Figure collection entries
┄┄┄┄┄┄┄┄┄┄┄┄┄┄┄┄┄┄┄┄

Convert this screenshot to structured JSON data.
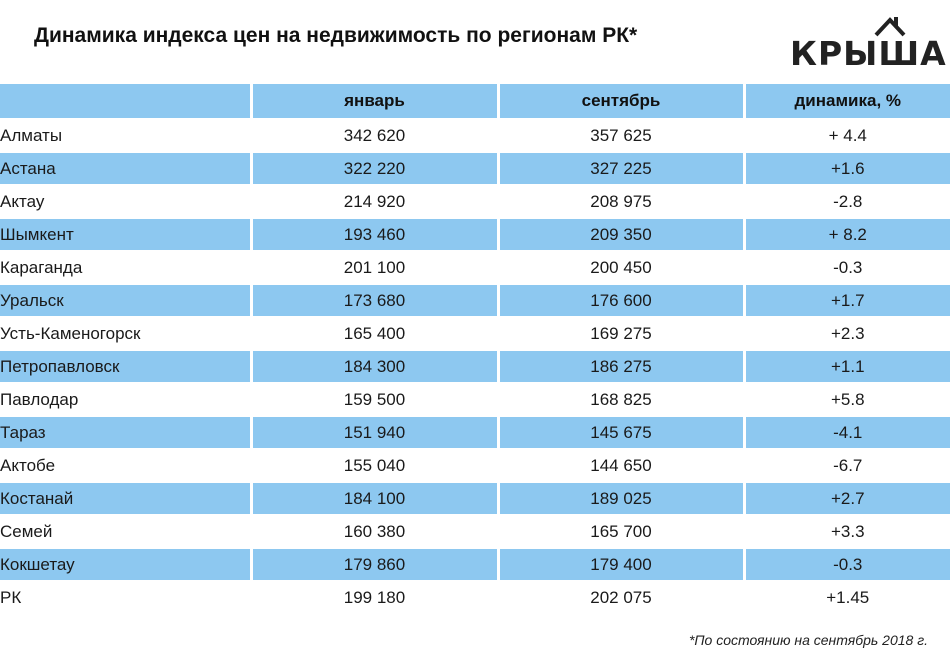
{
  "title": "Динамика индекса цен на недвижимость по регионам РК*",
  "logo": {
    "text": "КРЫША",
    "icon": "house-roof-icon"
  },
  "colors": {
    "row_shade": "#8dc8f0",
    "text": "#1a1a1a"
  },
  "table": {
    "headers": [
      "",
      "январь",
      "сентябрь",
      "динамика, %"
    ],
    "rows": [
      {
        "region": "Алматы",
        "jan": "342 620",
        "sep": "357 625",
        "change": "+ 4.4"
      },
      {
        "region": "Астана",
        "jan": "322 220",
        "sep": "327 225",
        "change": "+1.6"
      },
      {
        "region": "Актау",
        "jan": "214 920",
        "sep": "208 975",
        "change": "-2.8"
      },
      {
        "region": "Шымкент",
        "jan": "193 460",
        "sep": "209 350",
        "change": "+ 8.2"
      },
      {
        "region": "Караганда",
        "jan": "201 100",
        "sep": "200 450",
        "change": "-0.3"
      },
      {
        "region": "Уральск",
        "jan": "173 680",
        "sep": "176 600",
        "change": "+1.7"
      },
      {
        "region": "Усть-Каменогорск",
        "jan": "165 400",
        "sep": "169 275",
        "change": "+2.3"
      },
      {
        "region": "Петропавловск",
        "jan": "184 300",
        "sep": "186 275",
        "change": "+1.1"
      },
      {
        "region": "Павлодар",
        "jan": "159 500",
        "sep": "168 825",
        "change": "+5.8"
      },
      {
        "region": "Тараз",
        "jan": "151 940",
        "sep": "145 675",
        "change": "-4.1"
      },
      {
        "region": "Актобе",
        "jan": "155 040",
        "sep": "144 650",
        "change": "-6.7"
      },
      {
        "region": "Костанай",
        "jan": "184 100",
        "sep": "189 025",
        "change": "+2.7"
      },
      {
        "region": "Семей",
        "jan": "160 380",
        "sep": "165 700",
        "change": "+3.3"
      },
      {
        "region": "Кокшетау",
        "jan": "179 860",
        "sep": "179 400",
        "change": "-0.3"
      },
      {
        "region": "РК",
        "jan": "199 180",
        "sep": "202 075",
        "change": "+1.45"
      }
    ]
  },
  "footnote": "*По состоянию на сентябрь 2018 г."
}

┄┄┄┄┄┄┄┄┄┄┄┄┄┄┄┄┄┄┄┄

What you have to do :: Repeat everything in the records precisely. Images are excluded from the copy.

Output ::
Convert this screenshot to structured JSON data.
{
  "title": "Динамика индекса цен на недвижимость по регионам РК*",
  "logo": {
    "text": "КРЫША",
    "icon": "house-roof-icon"
  },
  "colors": {
    "row_shade": "#8dc8f0",
    "text": "#1a1a1a"
  },
  "table": {
    "headers": [
      "",
      "январь",
      "сентябрь",
      "динамика, %"
    ],
    "rows": [
      {
        "region": "Алматы",
        "jan": "342 620",
        "sep": "357 625",
        "change": "+ 4.4"
      },
      {
        "region": "Астана",
        "jan": "322 220",
        "sep": "327 225",
        "change": "+1.6"
      },
      {
        "region": "Актау",
        "jan": "214 920",
        "sep": "208 975",
        "change": "-2.8"
      },
      {
        "region": "Шымкент",
        "jan": "193 460",
        "sep": "209 350",
        "change": "+ 8.2"
      },
      {
        "region": "Караганда",
        "jan": "201 100",
        "sep": "200 450",
        "change": "-0.3"
      },
      {
        "region": "Уральск",
        "jan": "173 680",
        "sep": "176 600",
        "change": "+1.7"
      },
      {
        "region": "Усть-Каменогорск",
        "jan": "165 400",
        "sep": "169 275",
        "change": "+2.3"
      },
      {
        "region": "Петропавловск",
        "jan": "184 300",
        "sep": "186 275",
        "change": "+1.1"
      },
      {
        "region": "Павлодар",
        "jan": "159 500",
        "sep": "168 825",
        "change": "+5.8"
      },
      {
        "region": "Тараз",
        "jan": "151 940",
        "sep": "145 675",
        "change": "-4.1"
      },
      {
        "region": "Актобе",
        "jan": "155 040",
        "sep": "144 650",
        "change": "-6.7"
      },
      {
        "region": "Костанай",
        "jan": "184 100",
        "sep": "189 025",
        "change": "+2.7"
      },
      {
        "region": "Семей",
        "jan": "160 380",
        "sep": "165 700",
        "change": "+3.3"
      },
      {
        "region": "Кокшетау",
        "jan": "179 860",
        "sep": "179 400",
        "change": "-0.3"
      },
      {
        "region": "РК",
        "jan": "199 180",
        "sep": "202 075",
        "change": "+1.45"
      }
    ]
  },
  "footnote": "*По состоянию на сентябрь 2018 г."
}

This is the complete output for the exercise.